## DIRECTIONS
Edit the lines starting at the one containing "swastika-emblem-icon xyxy=(186,222,364,348)" and ending at the one containing "annotate this image: element": reproduce them with "hen-icon" replaced by "chicken-icon" and nothing else altered.

## SUPPLIED RECORDS
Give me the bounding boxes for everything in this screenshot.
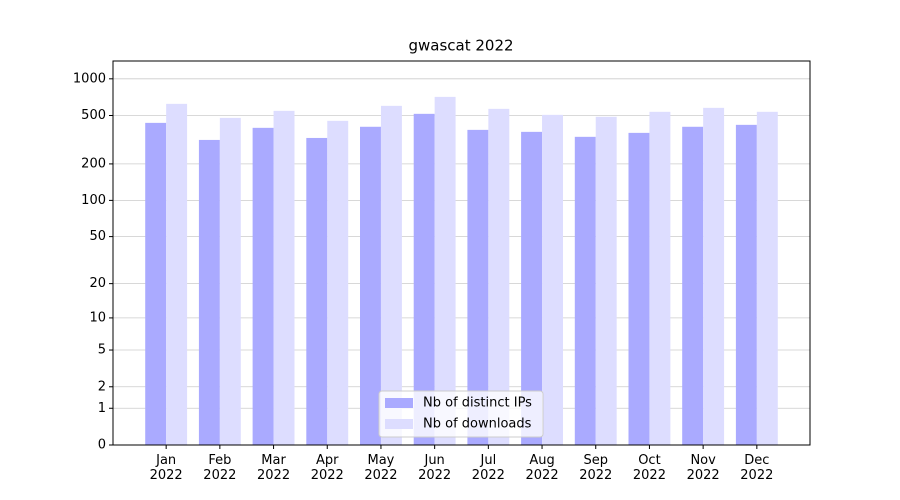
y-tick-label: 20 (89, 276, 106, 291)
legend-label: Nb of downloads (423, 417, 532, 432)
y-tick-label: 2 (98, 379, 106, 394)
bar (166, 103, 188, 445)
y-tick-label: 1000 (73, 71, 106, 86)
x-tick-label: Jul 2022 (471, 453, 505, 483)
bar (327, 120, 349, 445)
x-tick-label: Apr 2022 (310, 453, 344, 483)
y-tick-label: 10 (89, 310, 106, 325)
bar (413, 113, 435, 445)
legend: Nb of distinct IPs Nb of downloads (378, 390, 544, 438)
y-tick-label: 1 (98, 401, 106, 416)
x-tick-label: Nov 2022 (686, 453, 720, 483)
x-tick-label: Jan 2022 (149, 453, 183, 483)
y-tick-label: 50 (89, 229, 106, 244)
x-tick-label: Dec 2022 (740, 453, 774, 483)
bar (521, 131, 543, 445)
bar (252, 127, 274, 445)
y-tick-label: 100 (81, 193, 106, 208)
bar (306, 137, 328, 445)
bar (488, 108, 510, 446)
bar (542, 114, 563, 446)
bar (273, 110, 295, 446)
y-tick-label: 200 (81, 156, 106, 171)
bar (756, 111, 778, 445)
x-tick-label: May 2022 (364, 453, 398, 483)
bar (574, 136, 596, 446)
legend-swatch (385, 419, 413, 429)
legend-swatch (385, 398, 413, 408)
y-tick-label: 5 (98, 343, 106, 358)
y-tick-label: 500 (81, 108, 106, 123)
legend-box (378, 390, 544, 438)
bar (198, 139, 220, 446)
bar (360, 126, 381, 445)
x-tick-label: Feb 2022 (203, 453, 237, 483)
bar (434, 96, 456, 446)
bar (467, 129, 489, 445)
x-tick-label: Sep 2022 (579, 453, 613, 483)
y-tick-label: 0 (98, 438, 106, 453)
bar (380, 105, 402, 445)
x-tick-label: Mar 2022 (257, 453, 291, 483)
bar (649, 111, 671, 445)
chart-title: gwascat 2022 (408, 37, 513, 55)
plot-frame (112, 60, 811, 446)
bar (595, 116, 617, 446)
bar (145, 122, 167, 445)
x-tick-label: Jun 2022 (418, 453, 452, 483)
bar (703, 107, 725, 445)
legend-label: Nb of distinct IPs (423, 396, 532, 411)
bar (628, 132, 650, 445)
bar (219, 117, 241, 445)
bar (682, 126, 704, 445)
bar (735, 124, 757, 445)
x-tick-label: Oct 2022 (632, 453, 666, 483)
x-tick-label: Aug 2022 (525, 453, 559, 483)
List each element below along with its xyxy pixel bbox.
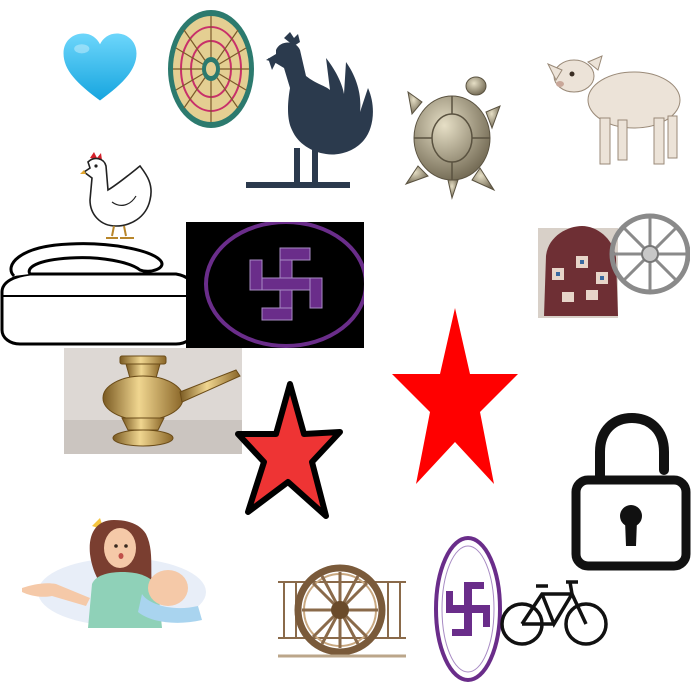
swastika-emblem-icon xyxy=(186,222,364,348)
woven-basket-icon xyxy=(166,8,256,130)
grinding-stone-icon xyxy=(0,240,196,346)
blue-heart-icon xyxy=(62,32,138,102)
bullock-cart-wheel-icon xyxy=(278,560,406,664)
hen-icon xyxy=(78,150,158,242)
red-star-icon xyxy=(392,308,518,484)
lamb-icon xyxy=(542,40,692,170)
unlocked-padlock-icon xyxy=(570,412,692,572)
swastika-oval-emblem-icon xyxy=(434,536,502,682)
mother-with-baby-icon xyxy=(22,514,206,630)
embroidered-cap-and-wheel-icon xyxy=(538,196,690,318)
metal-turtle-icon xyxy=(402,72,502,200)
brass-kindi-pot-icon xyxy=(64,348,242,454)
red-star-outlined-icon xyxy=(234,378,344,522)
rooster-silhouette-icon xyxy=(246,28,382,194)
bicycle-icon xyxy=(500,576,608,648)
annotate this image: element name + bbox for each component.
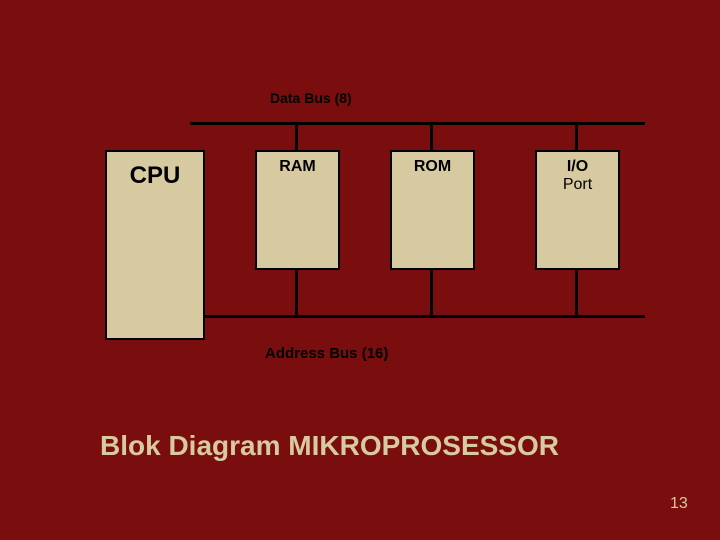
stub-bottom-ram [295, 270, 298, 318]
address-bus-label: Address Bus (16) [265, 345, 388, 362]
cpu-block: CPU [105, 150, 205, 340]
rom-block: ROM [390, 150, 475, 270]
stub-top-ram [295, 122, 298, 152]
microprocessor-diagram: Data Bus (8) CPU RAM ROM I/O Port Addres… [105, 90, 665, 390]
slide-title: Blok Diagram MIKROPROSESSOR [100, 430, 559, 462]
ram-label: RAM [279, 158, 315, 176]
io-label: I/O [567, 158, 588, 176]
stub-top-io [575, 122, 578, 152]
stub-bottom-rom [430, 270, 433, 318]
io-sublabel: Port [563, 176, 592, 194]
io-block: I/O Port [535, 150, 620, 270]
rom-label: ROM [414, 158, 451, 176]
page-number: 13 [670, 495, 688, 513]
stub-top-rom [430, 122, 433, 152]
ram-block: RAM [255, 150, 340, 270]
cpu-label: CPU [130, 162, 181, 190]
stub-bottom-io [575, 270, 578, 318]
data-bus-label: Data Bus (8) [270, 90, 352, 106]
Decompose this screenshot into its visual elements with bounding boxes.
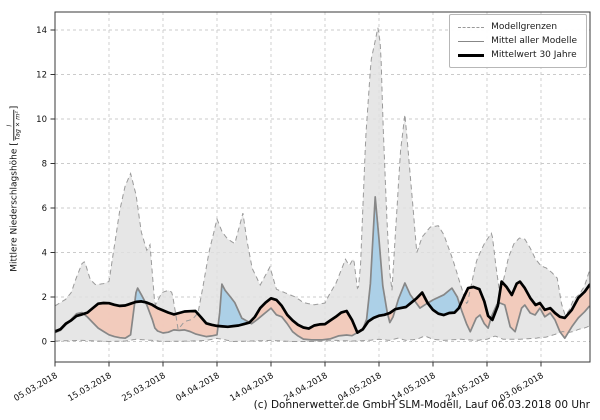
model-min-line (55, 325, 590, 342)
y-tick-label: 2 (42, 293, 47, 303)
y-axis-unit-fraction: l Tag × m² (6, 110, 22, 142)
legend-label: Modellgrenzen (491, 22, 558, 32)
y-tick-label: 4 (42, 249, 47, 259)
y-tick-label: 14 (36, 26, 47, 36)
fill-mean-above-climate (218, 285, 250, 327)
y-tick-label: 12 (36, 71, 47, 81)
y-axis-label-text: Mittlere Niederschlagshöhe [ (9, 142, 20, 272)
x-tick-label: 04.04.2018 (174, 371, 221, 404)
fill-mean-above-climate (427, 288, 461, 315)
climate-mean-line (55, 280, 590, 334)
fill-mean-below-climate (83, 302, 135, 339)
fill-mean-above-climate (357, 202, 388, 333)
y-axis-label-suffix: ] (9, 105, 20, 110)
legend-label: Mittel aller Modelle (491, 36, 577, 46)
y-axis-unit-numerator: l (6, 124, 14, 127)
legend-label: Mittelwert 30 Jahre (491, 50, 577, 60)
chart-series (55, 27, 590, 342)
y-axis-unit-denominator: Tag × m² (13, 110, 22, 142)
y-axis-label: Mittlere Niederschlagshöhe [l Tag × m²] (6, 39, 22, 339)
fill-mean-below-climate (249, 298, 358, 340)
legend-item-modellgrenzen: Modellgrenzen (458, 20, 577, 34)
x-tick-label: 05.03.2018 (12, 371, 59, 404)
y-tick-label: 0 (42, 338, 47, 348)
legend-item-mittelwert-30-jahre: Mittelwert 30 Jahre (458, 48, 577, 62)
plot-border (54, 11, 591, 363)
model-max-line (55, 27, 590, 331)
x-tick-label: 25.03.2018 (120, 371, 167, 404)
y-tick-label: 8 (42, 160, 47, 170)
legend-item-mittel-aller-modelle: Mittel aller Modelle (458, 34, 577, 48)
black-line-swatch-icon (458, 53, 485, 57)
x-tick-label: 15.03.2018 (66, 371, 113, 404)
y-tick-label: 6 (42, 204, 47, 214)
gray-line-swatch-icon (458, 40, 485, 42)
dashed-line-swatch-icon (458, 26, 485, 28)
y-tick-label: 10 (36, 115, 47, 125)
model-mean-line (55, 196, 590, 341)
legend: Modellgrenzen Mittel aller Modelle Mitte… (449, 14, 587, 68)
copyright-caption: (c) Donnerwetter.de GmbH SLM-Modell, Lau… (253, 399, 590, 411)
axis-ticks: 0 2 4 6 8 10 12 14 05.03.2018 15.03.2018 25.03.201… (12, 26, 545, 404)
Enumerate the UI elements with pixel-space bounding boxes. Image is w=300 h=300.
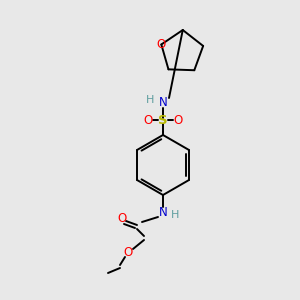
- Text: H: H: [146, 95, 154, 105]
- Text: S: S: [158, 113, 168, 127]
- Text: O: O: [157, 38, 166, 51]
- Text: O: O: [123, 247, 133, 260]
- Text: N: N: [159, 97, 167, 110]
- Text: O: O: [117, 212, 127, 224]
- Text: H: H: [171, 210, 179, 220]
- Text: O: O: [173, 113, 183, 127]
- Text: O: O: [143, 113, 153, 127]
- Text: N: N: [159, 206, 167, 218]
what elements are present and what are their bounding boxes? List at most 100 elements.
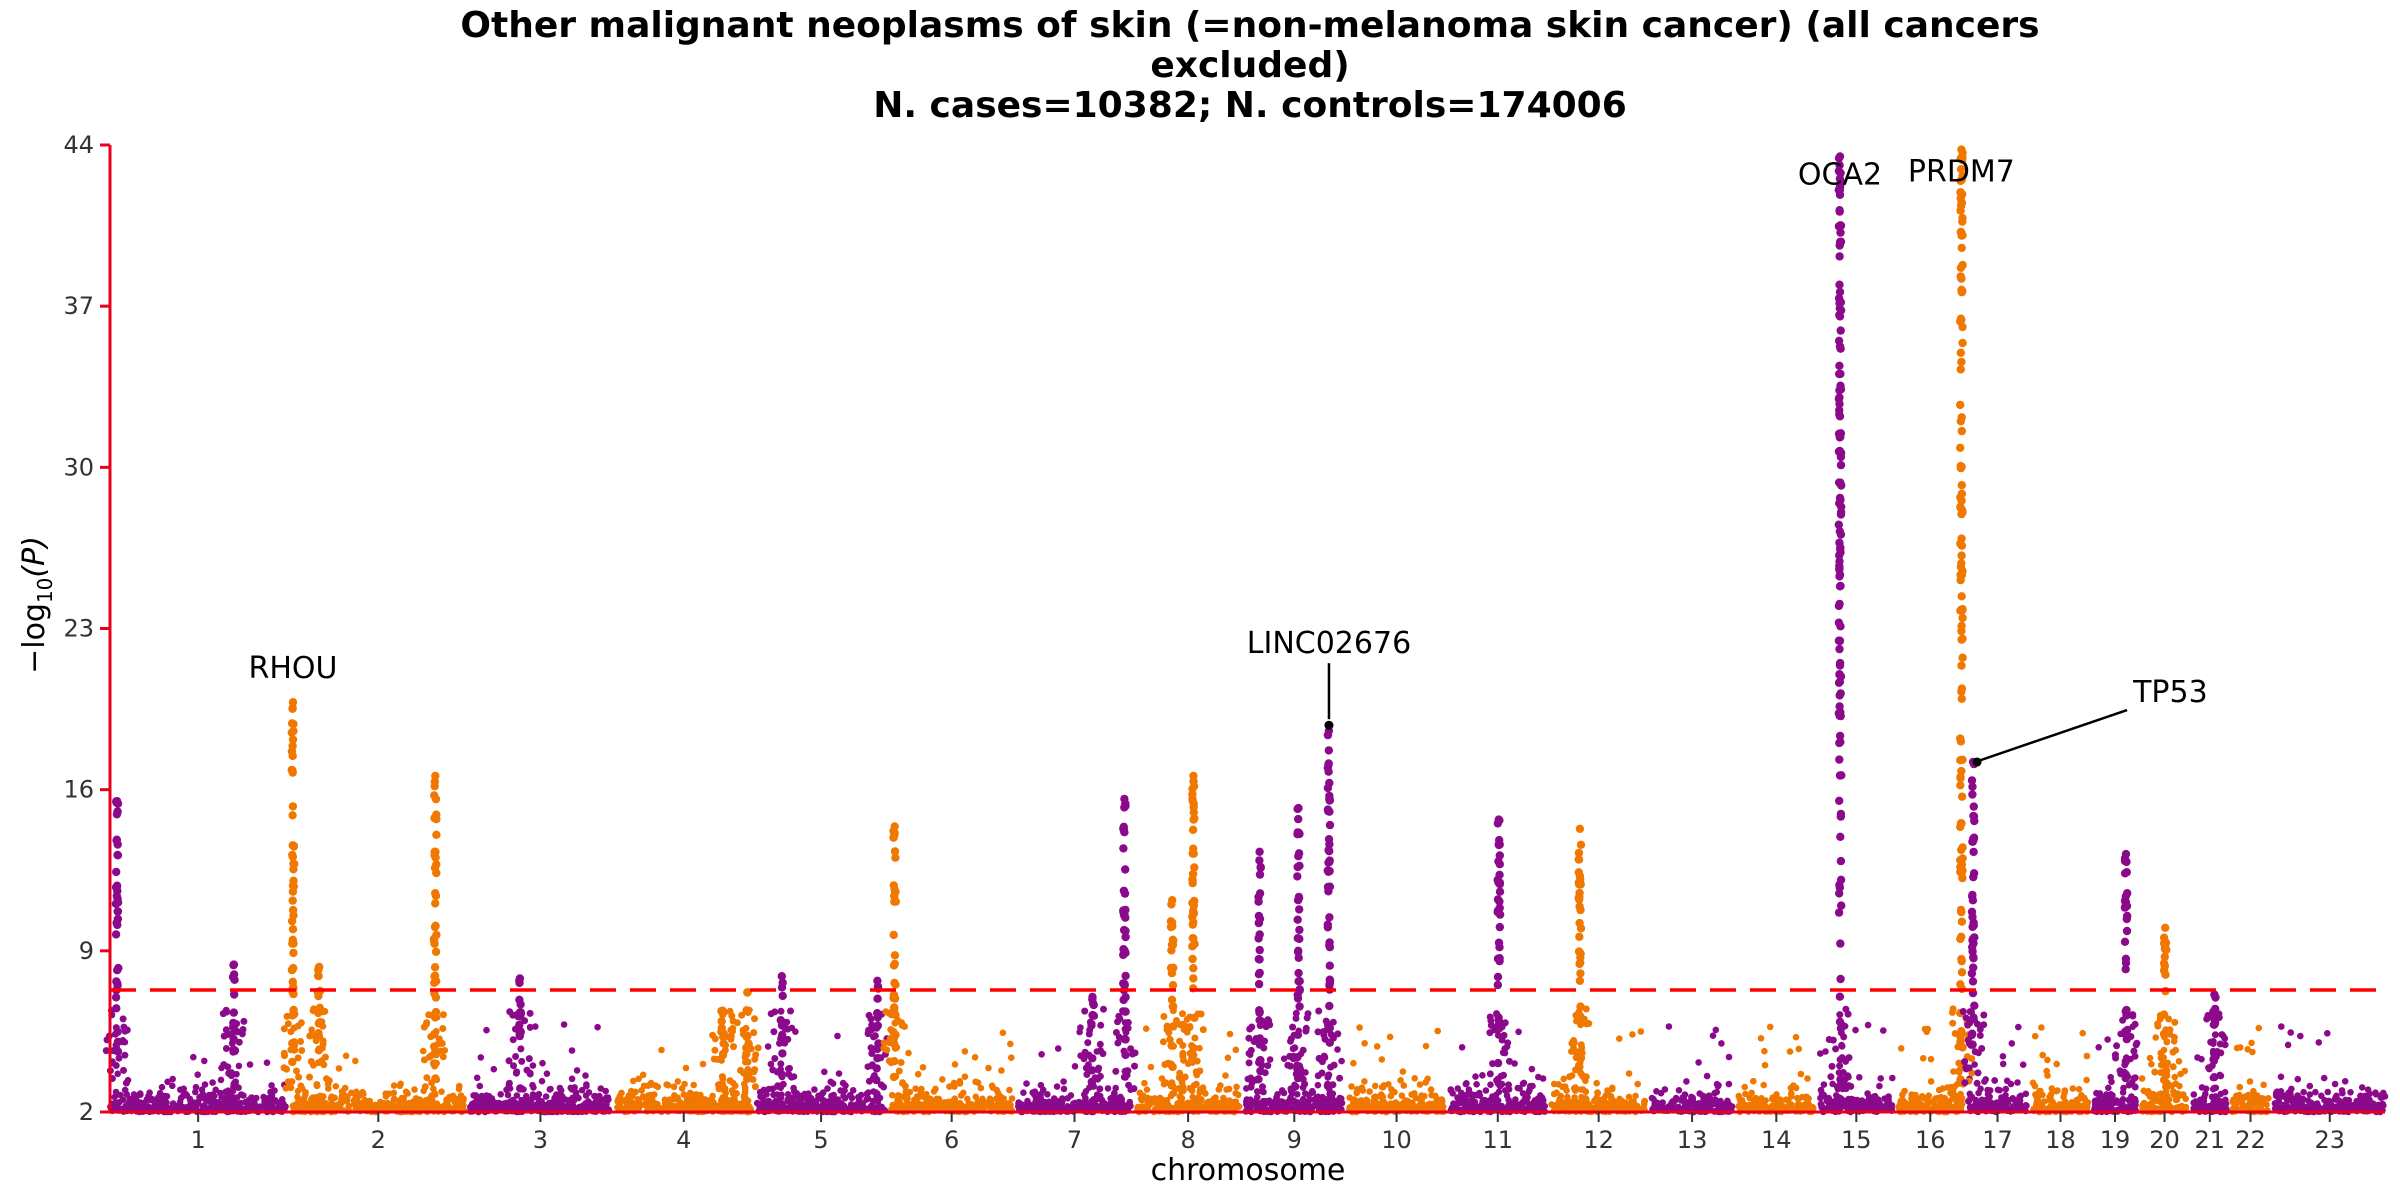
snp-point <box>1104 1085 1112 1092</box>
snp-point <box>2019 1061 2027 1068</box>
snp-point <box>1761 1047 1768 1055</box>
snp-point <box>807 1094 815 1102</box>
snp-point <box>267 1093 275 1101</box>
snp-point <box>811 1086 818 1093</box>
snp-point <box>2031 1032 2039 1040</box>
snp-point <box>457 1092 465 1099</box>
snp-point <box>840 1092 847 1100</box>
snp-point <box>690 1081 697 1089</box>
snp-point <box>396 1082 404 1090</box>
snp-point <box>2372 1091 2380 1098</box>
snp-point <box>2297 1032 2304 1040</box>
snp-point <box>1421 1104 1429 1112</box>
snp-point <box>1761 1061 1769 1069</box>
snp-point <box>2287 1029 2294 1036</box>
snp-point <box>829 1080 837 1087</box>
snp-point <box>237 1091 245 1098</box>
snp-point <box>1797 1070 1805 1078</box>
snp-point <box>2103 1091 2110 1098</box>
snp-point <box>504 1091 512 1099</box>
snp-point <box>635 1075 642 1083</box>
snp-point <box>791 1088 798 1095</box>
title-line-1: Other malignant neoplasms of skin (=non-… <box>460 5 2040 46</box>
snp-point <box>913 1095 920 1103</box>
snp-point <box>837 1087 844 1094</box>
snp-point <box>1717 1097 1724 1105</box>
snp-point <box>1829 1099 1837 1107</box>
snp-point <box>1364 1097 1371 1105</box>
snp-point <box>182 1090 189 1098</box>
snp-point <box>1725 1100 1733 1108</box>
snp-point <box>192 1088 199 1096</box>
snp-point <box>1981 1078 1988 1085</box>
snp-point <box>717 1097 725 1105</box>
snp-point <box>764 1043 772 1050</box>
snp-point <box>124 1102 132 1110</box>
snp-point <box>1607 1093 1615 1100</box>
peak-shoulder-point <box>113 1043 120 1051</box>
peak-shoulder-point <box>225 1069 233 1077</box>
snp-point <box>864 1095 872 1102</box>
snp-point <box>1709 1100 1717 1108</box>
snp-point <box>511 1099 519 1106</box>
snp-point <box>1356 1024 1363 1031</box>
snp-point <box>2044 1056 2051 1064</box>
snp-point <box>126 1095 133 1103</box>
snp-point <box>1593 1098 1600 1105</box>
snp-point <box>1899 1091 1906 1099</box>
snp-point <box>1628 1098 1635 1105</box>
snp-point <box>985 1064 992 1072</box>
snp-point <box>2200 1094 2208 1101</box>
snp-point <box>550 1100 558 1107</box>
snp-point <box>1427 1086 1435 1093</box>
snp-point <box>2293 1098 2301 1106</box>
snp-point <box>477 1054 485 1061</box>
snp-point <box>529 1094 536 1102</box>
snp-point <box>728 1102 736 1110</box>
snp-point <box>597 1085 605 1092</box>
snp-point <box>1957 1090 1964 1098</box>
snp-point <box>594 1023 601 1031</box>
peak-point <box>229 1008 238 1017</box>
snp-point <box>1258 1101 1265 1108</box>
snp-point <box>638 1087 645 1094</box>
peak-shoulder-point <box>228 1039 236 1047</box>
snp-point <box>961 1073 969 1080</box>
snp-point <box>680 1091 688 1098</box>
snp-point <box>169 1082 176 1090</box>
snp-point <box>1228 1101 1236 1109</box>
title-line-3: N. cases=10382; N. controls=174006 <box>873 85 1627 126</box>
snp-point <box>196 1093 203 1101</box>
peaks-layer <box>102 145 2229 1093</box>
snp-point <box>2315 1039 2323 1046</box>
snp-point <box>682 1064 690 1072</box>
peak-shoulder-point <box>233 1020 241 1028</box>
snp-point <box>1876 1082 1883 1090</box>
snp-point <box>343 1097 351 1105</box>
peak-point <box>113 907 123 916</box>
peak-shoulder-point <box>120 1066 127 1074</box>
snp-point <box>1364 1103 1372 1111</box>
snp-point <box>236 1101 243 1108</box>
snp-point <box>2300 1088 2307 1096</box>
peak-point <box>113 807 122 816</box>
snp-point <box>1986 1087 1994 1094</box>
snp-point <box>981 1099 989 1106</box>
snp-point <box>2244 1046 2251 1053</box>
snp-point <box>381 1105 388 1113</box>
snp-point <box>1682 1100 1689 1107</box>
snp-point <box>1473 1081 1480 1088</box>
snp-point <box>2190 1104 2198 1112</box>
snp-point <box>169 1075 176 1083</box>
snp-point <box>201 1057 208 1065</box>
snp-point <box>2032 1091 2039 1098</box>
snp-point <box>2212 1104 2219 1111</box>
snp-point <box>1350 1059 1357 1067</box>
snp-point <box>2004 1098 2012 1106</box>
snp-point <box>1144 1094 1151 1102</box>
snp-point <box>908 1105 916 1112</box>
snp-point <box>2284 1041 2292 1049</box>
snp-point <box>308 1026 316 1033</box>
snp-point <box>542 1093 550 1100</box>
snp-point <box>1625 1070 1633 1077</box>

## ANSWER BELOW
swastika-emblem-icon xyxy=(186,222,364,348)
woven-basket-icon xyxy=(166,8,256,130)
grinding-stone-icon xyxy=(0,240,196,346)
blue-heart-icon xyxy=(62,32,138,102)
bullock-cart-wheel-icon xyxy=(278,560,406,664)
chicken-icon xyxy=(78,150,158,242)
red-star-icon xyxy=(392,308,518,484)
lamb-icon xyxy=(542,40,692,170)
unlocked-padlock-icon xyxy=(570,412,692,572)
swastika-oval-emblem-icon xyxy=(434,536,502,682)
mother-with-baby-icon xyxy=(22,514,206,630)
embroidered-cap-and-wheel-icon xyxy=(538,196,690,318)
metal-turtle-icon xyxy=(402,72,502,200)
brass-kindi-pot-icon xyxy=(64,348,242,454)
red-star-outlined-icon xyxy=(234,378,344,522)
rooster-silhouette-icon xyxy=(246,28,382,194)
bicycle-icon xyxy=(500,576,608,648)
annotate this image: element name + bbox for each component.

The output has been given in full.